Objective: What follows is a set of entries. Give them again exactly, without the pictures.

Collected data entries:
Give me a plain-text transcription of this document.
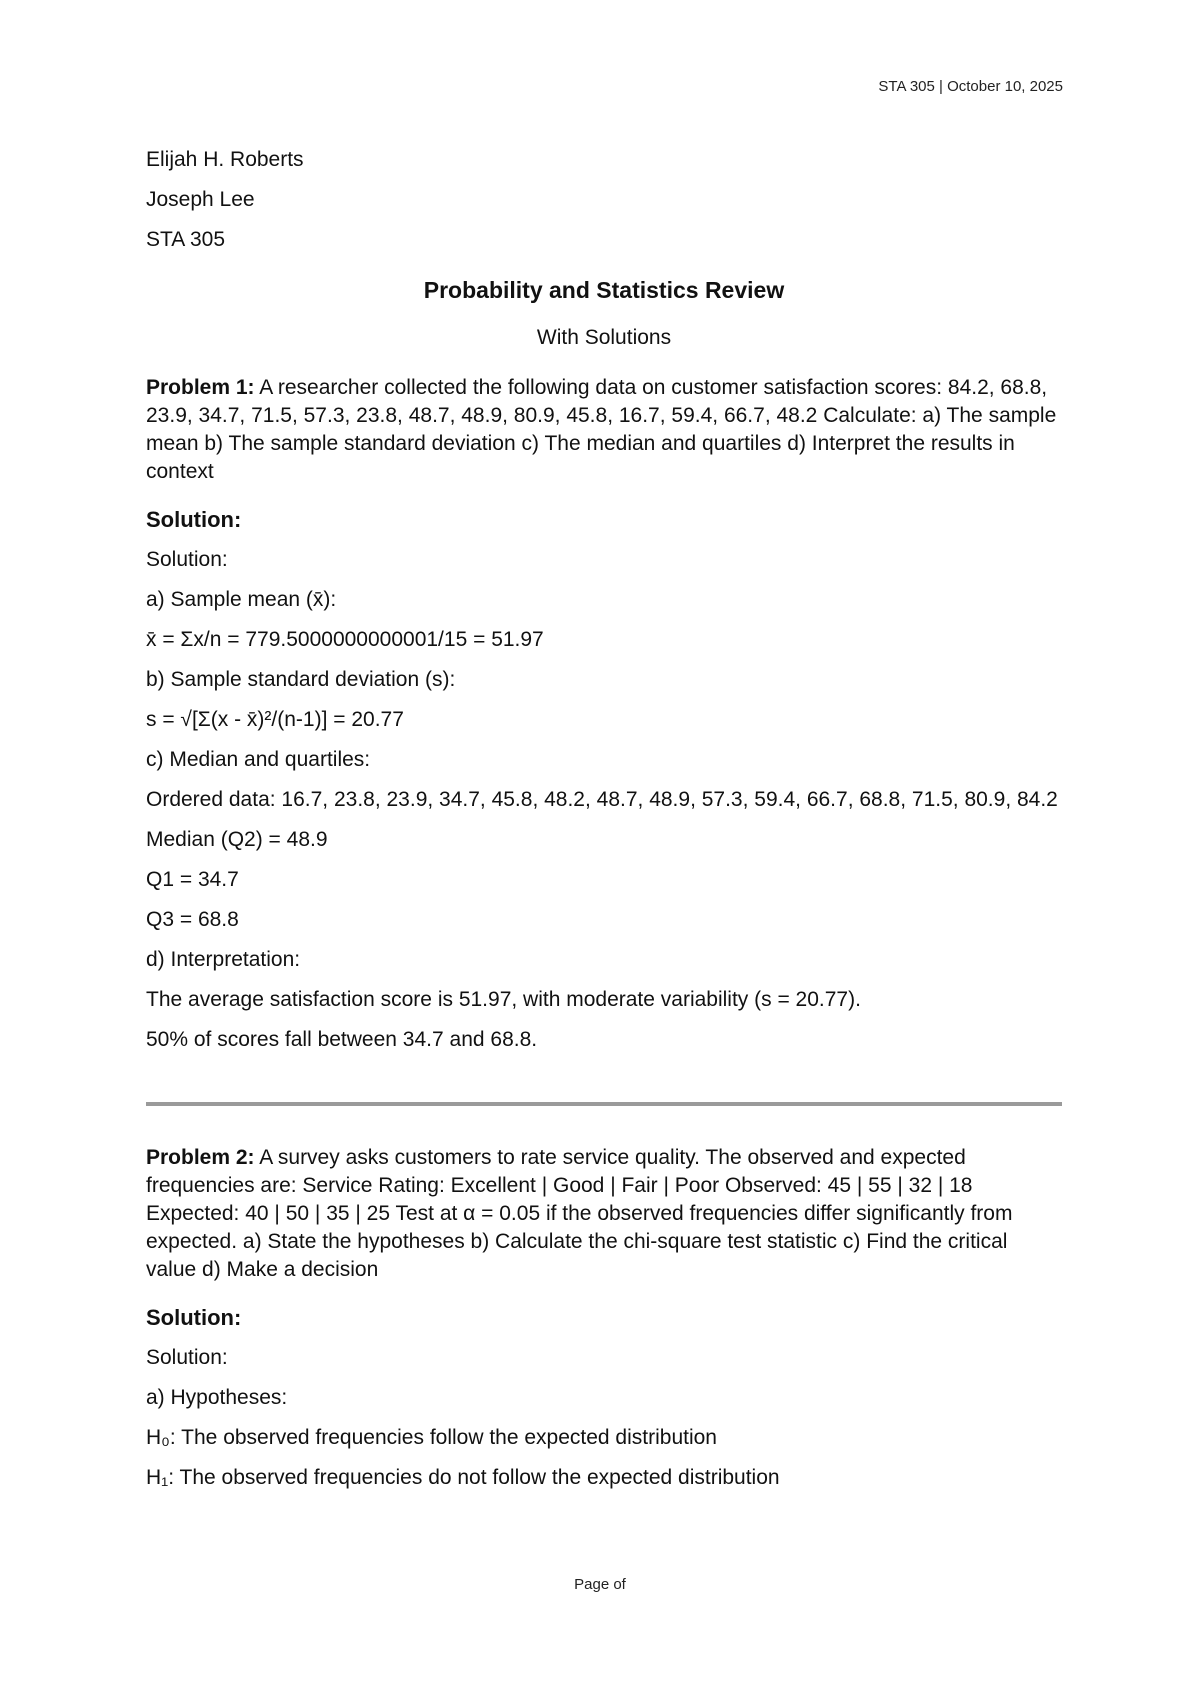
STA 305 | October 10, 2025
Elijah H. Roberts
Joseph Lee
STA 305
Probability and Statistics Review
With Solutions
Problem 1: A researcher collected the following data on customer satisfaction scores: 84.2, 68.8, 23.9, 34.7, 71.5, 57.3, 23.8, 48.7, 48.9, 80.9, 45.8, 16.7, 59.4, 66.7, 48.2 Calculate: a) The sample mean b) The sample standard deviation c) The median and quartiles d) Interpret the results in context
Solution:
Solution:
a) Sample mean (x̄):
x̄ = Σx/n = 779.5000000000001/15 = 51.97
b) Sample standard deviation (s):
s = √[Σ(x - x̄)²/(n-1)] = 20.77
c) Median and quartiles:
Ordered data: 16.7, 23.8, 23.9, 34.7, 45.8, 48.2, 48.7, 48.9, 57.3, 59.4, 66.7, 68.8, 71.5, 80.9, 84.2
Median (Q2) = 48.9
Q1 = 34.7
Q3 = 68.8
d) Interpretation:
The average satisfaction score is 51.97, with moderate variability (s = 20.77).
50% of scores fall between 34.7 and 68.8.
Problem 2: A survey asks customers to rate service quality. The observed and expected frequencies are: Service Rating: Excellent | Good | Fair | Poor Observed: 45 | 55 | 32 | 18 Expected: 40 | 50 | 35 | 25 Test at α = 0.05 if the observed frequencies differ significantly from expected. a) State the hypotheses b) Calculate the chi-square test statistic c) Find the critical value d) Make a decision
Solution:
Solution:
a) Hypotheses:
H₀: The observed frequencies follow the expected distribution
H₁: The observed frequencies do not follow the expected distribution
Page of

Response below:
Give me a plain-text transcription of this document.
STA 305 | October 10, 2025
Elijah H. Roberts
Joseph Lee
STA 305
Probability and Statistics Review
With Solutions
Problem 1: A researcher collected the following data on customer satisfaction scores: 84.2, 68.8, 23.9, 34.7, 71.5, 57.3, 23.8, 48.7, 48.9, 80.9, 45.8, 16.7, 59.4, 66.7, 48.2 Calculate: a) The sample mean b) The sample standard deviation c) The median and quartiles d) Interpret the results in context
Solution:
Solution:
a) Sample mean (x̄):
x̄ = Σx/n = 779.5000000000001/15 = 51.97
b) Sample standard deviation (s):
s = √[Σ(x - x̄)²/(n-1)] = 20.77
c) Median and quartiles:
Ordered data: 16.7, 23.8, 23.9, 34.7, 45.8, 48.2, 48.7, 48.9, 57.3, 59.4, 66.7, 68.8, 71.5, 80.9, 84.2
Median (Q2) = 48.9
Q1 = 34.7
Q3 = 68.8
d) Interpretation:
The average satisfaction score is 51.97, with moderate variability (s = 20.77).
50% of scores fall between 34.7 and 68.8.
Problem 2: A survey asks customers to rate service quality. The observed and expected frequencies are: Service Rating: Excellent | Good | Fair | Poor Observed: 45 | 55 | 32 | 18 Expected: 40 | 50 | 35 | 25 Test at α = 0.05 if the observed frequencies differ significantly from expected. a) State the hypotheses b) Calculate the chi-square test statistic c) Find the critical value d) Make a decision
Solution:
Solution:
a) Hypotheses:
H₀: The observed frequencies follow the expected distribution
H₁: The observed frequencies do not follow the expected distribution
Page of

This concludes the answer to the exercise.